● Instructions for the task
Scan the records and identify every line in which the string "recovering" occurs, then return those lines.
*** Data supplied
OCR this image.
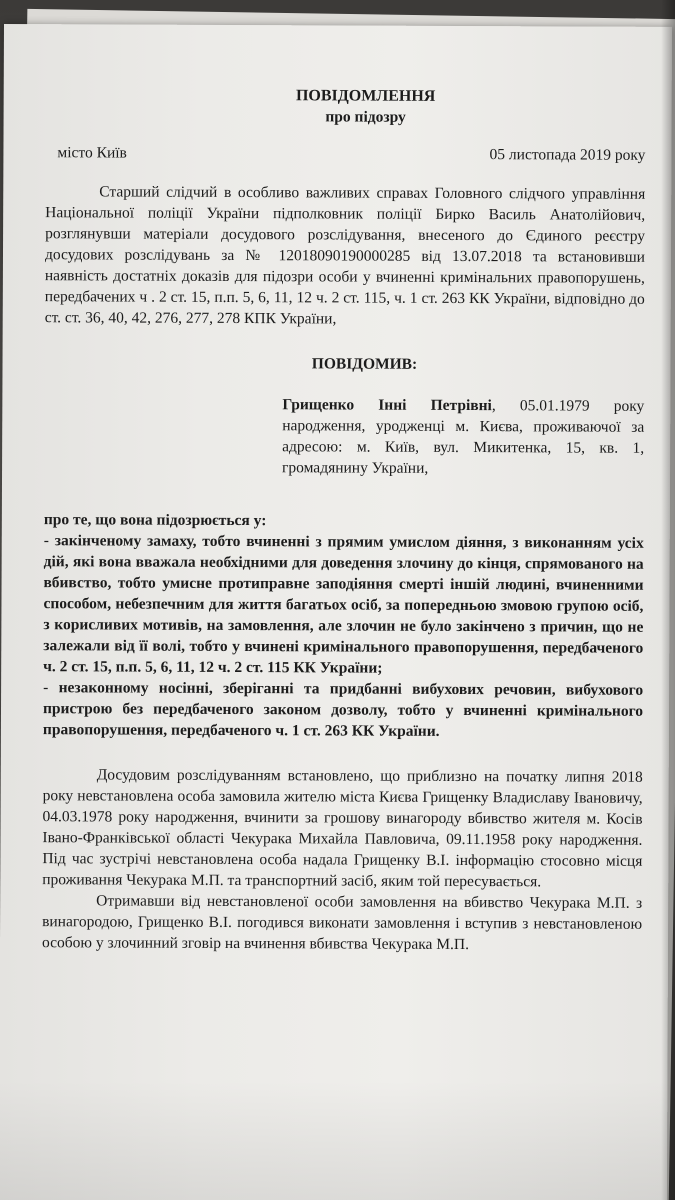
ПОВІДОМЛЕННЯ

про підозру

місто Київ	05 листопада 2019 року

Старший слідчий в особливо важливих справах Головного слідчого управління Національної поліції України підполковник поліції Бирко Василь Анатолійович, розглянувши матеріали досудового розслідування, внесеного до Єдиного реєстру досудових розслідувань за № 12018090190000285 від 13.07.2018 та встановивши наявність достатніх доказів для підозри особи у вчиненні кримінальних правопорушень, передбачених ч . 2 ст. 15, п.п. 5, 6, 11, 12 ч. 2 ст. 115, ч. 1 ст. 263 КК України, відповідно до ст. ст. 36, 40, 42, 276, 277, 278 КПК України,

ПОВІДОМИВ:

Грищенко Інні Петрівні, 05.01.1979 року народження, уродженці м. Києва, проживаючої за адресою: м. Київ, вул. Микитенка, 15, кв. 1, громадянину України,

про те, що вона підозрюється у:

- закінченому замаху, тобто вчиненні з прямим умислом діяння, з виконанням усіх дій, які вона вважала необхідними для доведення злочину до кінця, спрямованого на вбивство, тобто умисне протиправне заподіяння смерті іншій людині, вчиненними способом, небезпечним для життя багатьох осіб, за попередньою змовою групою осіб, з корисливих мотивів, на замовлення, але злочин не було закінчено з причин, що не залежали від її волі, тобто у вчинені кримінального правопорушення, передбаченого ч. 2 ст. 15, п.п. 5, 6, 11, 12 ч. 2 ст. 115 КК України;

- незаконному носінні, зберіганні та придбанні вибухових речовин, вибухового пристрою без передбаченого законом дозволу, тобто у вчиненні кримінального правопорушення, передбаченого ч. 1 ст. 263 КК України.

Досудовим розслідуванням встановлено, що приблизно на початку липня 2018 року невстановлена особа замовила жителю міста Києва Грищенку Владиславу Івановичу, 04.03.1978 року народження, вчинити за грошову винагороду вбивство жителя м. Косів Івано-Франківської області Чекурака Михайла Павловича, 09.11.1958 року народження. Під час зустрічі невстановлена особа надала Грищенку В.І. інформацію стосовно місця проживання Чекурака М.П. та транспортний засіб, яким той пересувається.

Отримавши від невстановленої особи замовлення на вбивство Чекурака М.П. з винагородою, Грищенко В.І. погодився виконати замовлення і вступив з невстановленою особою у злочинний зговір на вчинення вбивства Чекурака М.П.
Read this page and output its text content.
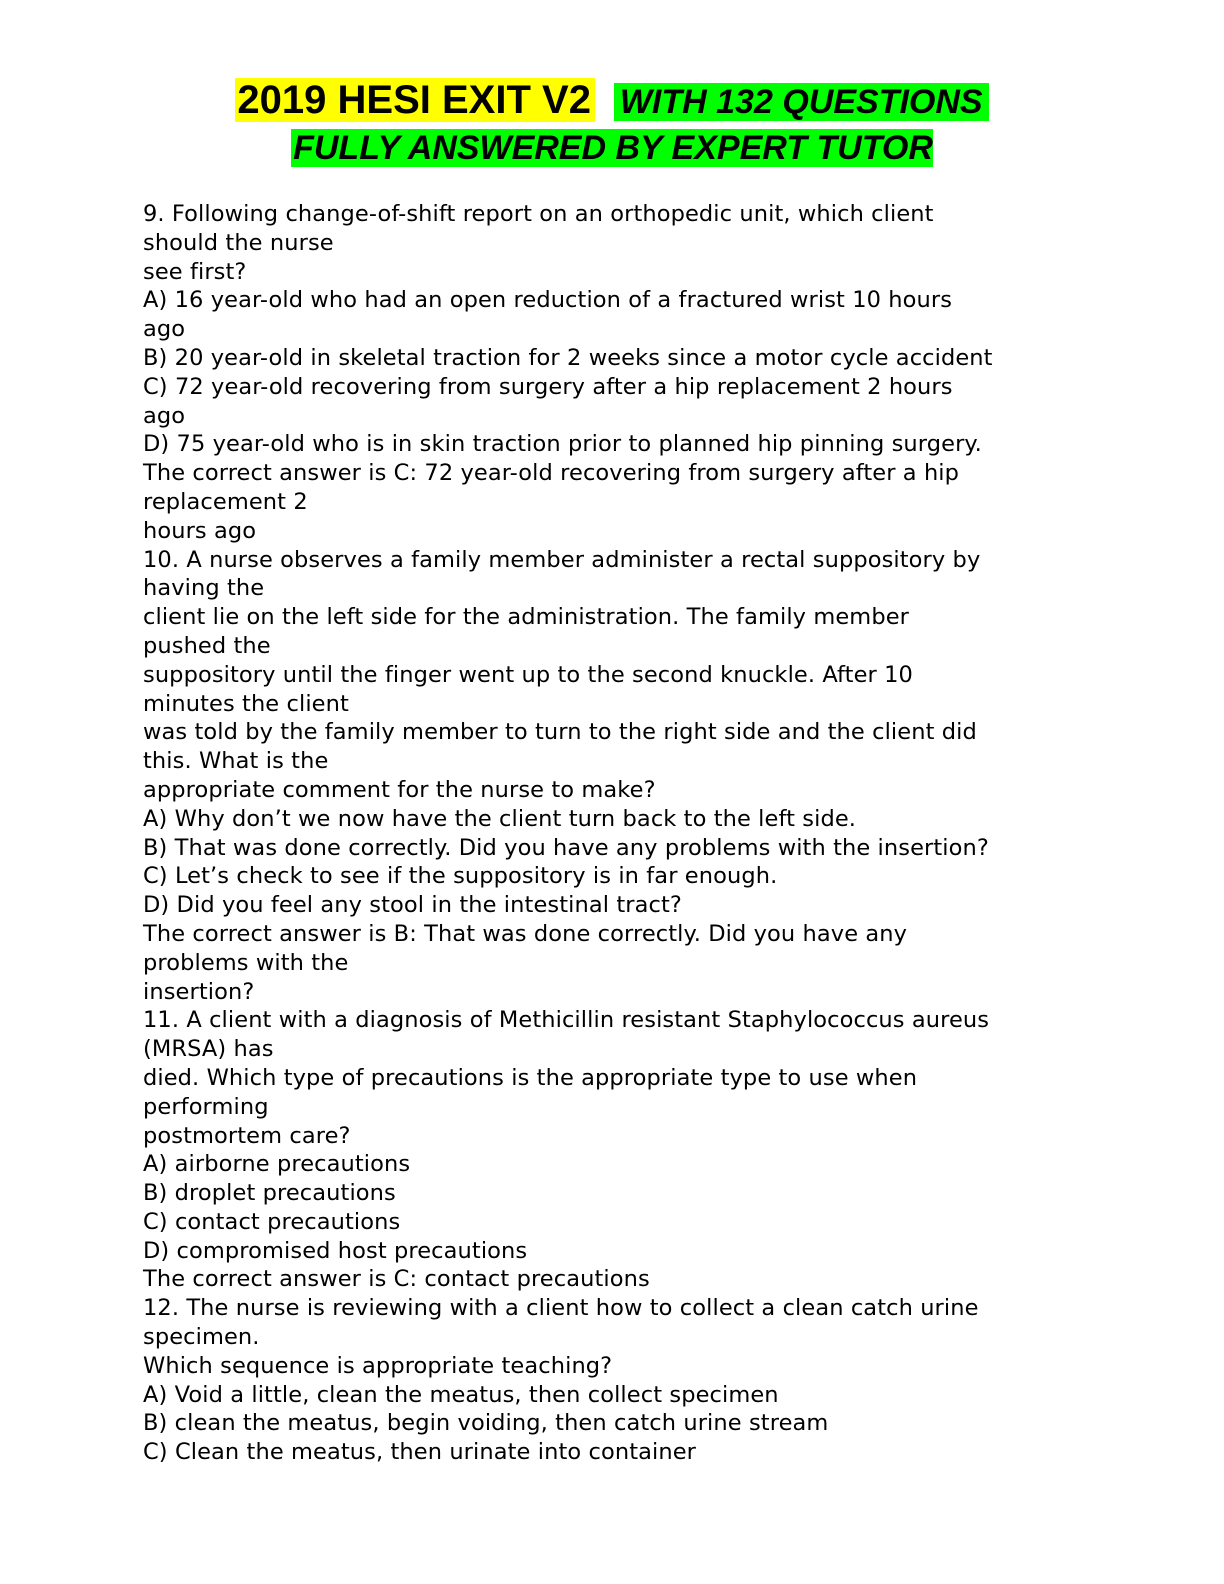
2019 HESI EXIT V2 WITH 132 QUESTIONS
FULLY ANSWERED BY EXPERT TUTOR
9. Following change-of-shift report on an orthopedic unit, which client
should the nurse
see first?
A) 16 year-old who had an open reduction of a fractured wrist 10 hours
ago
B) 20 year-old in skeletal traction for 2 weeks since a motor cycle accident
C) 72 year-old recovering from surgery after a hip replacement 2 hours
ago
D) 75 year-old who is in skin traction prior to planned hip pinning surgery.
The correct answer is C: 72 year-old recovering from surgery after a hip
replacement 2
hours ago
10. A nurse observes a family member administer a rectal suppository by
having the
client lie on the left side for the administration. The family member
pushed the
suppository until the finger went up to the second knuckle. After 10
minutes the client
was told by the family member to turn to the right side and the client did
this. What is the
appropriate comment for the nurse to make?
A) Why don’t we now have the client turn back to the left side.
B) That was done correctly. Did you have any problems with the insertion?
C) Let’s check to see if the suppository is in far enough.
D) Did you feel any stool in the intestinal tract?
The correct answer is B: That was done correctly. Did you have any
problems with the
insertion?
11. A client with a diagnosis of Methicillin resistant Staphylococcus aureus
(MRSA) has
died. Which type of precautions is the appropriate type to use when
performing
postmortem care?
A) airborne precautions
B) droplet precautions
C) contact precautions
D) compromised host precautions
The correct answer is C: contact precautions
12. The nurse is reviewing with a client how to collect a clean catch urine
specimen.
Which sequence is appropriate teaching?
A) Void a little, clean the meatus, then collect specimen
B) clean the meatus, begin voiding, then catch urine stream
C) Clean the meatus, then urinate into container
******
● Answer to the task
C) 72 year-old recovering from surgery after a hip replacement 2 hours
The correct answer is C: 72 year-old recovering from surgery after a hip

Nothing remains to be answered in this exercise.